### What you have to do:
Search the listing below for the word "только" and copy each line that holds it.

begin Provided information

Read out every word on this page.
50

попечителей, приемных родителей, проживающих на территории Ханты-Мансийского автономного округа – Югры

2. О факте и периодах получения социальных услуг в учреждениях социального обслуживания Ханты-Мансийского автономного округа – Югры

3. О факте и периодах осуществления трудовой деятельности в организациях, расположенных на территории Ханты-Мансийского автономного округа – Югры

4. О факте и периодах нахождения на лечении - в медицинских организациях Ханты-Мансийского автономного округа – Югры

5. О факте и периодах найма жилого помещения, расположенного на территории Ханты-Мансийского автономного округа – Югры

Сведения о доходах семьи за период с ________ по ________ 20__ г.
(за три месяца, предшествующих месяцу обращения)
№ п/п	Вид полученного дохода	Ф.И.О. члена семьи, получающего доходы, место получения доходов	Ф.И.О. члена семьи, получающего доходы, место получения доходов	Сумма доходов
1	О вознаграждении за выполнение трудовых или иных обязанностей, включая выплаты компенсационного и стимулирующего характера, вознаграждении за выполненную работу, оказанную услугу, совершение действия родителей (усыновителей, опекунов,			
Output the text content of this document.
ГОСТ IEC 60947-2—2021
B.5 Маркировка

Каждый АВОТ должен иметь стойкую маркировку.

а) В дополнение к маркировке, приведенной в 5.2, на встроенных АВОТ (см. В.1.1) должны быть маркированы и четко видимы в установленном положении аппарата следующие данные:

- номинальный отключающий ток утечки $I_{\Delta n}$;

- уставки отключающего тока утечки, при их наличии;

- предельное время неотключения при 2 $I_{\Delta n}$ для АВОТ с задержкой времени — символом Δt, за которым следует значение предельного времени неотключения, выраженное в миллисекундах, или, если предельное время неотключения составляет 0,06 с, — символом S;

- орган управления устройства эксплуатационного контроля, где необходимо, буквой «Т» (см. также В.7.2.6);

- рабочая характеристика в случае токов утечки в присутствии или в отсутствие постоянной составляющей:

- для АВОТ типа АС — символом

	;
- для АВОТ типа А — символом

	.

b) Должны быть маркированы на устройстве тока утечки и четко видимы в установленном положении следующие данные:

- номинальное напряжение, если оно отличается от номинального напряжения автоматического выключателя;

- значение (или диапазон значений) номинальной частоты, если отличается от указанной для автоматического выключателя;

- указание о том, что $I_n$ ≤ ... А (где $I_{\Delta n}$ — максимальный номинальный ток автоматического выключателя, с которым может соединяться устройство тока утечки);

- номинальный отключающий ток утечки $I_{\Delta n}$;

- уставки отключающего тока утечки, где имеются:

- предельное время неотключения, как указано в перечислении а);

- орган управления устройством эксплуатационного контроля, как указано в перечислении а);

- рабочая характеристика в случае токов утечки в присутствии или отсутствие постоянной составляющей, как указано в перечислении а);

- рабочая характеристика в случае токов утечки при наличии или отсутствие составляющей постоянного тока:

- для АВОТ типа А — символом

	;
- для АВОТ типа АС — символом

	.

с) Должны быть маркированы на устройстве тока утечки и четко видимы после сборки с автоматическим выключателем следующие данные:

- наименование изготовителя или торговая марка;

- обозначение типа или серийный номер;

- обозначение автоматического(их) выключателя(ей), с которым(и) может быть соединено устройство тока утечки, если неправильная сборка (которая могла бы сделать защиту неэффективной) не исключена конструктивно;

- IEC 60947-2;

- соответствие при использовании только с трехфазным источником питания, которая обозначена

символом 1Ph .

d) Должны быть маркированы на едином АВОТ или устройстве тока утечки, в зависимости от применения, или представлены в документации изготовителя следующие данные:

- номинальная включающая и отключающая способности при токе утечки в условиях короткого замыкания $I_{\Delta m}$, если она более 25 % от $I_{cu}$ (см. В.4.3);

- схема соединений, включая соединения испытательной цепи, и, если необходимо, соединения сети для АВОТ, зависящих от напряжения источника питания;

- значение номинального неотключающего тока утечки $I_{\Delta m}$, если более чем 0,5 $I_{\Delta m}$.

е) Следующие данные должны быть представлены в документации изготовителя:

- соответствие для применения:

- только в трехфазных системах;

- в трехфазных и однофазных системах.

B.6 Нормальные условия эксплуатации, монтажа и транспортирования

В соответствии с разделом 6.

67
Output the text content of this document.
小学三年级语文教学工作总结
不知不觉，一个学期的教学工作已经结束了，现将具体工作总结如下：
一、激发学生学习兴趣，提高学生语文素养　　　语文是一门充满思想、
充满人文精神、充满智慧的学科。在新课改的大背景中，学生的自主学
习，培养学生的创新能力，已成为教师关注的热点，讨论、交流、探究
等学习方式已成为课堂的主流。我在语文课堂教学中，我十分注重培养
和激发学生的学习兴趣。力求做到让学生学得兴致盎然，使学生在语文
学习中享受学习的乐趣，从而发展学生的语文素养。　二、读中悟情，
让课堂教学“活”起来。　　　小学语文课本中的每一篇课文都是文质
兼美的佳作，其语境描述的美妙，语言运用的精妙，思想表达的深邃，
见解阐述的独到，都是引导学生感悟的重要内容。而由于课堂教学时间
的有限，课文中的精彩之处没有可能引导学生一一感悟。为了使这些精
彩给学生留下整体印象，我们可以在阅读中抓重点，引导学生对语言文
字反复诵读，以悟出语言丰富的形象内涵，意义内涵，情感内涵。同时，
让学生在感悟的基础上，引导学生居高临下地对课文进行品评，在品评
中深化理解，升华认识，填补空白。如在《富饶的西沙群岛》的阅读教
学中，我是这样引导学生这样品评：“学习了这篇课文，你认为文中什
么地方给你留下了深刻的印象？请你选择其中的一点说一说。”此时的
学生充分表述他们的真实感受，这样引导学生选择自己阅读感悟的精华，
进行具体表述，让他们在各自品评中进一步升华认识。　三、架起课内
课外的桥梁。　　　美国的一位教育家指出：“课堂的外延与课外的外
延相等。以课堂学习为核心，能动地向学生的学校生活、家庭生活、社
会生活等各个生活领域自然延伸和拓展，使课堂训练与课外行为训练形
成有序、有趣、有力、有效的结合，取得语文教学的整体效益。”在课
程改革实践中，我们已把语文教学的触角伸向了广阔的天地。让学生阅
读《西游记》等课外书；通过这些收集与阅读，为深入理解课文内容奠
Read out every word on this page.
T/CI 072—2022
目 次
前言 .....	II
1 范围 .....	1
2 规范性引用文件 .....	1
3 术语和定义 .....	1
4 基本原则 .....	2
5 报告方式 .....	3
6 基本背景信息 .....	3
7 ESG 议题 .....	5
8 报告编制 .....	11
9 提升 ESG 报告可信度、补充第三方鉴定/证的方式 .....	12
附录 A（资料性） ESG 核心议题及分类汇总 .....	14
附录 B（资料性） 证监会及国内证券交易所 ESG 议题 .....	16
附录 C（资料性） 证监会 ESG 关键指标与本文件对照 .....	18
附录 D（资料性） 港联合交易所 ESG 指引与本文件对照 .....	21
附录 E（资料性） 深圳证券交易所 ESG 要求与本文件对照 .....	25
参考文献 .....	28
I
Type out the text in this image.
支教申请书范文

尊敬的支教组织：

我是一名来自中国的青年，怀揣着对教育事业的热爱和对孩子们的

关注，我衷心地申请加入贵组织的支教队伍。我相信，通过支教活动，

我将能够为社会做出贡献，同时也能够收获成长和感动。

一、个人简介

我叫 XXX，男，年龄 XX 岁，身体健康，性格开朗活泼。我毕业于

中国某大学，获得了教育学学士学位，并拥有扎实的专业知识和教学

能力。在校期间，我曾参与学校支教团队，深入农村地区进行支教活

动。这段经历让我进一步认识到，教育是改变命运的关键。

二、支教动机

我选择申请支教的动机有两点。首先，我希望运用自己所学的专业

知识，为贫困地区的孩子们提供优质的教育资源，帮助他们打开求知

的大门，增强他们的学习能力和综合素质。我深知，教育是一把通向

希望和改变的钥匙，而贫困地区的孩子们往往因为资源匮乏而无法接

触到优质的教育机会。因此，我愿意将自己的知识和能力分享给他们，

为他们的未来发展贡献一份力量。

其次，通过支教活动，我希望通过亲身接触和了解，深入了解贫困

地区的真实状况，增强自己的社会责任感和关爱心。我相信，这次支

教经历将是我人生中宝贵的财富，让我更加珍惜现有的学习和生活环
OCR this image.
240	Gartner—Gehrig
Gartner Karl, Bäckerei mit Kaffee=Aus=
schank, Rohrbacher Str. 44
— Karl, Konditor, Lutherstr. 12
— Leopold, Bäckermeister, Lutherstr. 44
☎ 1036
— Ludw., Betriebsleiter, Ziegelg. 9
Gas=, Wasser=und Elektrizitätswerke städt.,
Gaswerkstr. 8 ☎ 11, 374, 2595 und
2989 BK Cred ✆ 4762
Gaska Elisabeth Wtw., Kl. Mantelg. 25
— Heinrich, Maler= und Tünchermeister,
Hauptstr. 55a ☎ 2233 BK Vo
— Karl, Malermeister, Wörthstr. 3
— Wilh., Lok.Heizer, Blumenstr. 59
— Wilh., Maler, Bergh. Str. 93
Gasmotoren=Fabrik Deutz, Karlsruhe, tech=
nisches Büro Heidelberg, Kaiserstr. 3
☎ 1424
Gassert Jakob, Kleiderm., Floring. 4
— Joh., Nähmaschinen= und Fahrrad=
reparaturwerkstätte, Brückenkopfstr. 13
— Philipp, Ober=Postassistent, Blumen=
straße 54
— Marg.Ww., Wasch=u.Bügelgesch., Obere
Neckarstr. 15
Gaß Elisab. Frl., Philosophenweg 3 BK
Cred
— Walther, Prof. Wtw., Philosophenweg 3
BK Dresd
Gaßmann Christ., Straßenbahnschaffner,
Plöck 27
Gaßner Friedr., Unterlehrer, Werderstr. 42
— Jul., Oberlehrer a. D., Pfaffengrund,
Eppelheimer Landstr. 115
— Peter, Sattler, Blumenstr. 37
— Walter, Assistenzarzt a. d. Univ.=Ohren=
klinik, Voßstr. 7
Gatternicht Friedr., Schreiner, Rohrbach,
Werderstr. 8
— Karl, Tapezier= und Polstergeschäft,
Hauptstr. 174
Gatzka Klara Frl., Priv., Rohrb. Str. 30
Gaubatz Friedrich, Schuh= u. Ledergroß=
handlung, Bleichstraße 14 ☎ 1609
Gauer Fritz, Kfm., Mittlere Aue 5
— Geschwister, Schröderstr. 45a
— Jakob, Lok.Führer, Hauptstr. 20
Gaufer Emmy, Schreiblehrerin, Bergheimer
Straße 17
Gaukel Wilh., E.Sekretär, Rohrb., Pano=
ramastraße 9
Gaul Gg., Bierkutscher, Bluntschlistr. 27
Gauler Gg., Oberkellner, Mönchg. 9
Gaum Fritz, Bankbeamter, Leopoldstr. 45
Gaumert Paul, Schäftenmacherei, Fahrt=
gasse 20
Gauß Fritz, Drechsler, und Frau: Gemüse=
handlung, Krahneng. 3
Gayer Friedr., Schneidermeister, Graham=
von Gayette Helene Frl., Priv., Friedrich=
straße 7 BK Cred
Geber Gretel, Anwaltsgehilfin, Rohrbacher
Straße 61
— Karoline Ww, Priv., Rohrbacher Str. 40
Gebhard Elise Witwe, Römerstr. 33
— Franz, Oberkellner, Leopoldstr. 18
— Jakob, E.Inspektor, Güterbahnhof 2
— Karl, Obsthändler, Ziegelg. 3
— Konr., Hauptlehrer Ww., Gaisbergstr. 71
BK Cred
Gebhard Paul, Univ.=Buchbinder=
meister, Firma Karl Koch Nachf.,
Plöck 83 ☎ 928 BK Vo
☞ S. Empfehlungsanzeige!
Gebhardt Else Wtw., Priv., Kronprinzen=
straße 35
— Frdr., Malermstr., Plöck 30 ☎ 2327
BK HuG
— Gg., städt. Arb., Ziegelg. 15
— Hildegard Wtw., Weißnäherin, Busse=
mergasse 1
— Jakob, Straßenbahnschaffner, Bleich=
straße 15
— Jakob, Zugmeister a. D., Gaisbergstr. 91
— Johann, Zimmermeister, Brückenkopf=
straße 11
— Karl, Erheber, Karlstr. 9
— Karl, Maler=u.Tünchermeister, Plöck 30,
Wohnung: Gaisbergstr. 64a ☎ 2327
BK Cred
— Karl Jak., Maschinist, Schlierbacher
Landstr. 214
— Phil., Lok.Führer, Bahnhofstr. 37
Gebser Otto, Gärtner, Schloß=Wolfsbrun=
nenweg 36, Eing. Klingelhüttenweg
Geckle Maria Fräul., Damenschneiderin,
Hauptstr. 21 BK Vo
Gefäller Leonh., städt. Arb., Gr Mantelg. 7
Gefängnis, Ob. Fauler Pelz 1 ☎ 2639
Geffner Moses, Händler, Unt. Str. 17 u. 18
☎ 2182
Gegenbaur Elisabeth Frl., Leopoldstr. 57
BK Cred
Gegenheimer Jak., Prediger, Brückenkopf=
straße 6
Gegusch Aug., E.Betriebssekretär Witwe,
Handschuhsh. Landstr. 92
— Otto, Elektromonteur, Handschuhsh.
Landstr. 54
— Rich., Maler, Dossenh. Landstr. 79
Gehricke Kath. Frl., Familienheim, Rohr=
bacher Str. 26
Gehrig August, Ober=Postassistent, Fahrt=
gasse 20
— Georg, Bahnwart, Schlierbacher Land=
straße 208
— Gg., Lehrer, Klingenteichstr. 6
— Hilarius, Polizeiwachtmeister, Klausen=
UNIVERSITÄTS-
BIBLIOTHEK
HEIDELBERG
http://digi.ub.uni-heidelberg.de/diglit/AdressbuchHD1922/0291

end Provided information

### Result for this exercise:
- соответствие при использовании только с трехфазным источником питания, которая обозначена
- только в трехфазных системах;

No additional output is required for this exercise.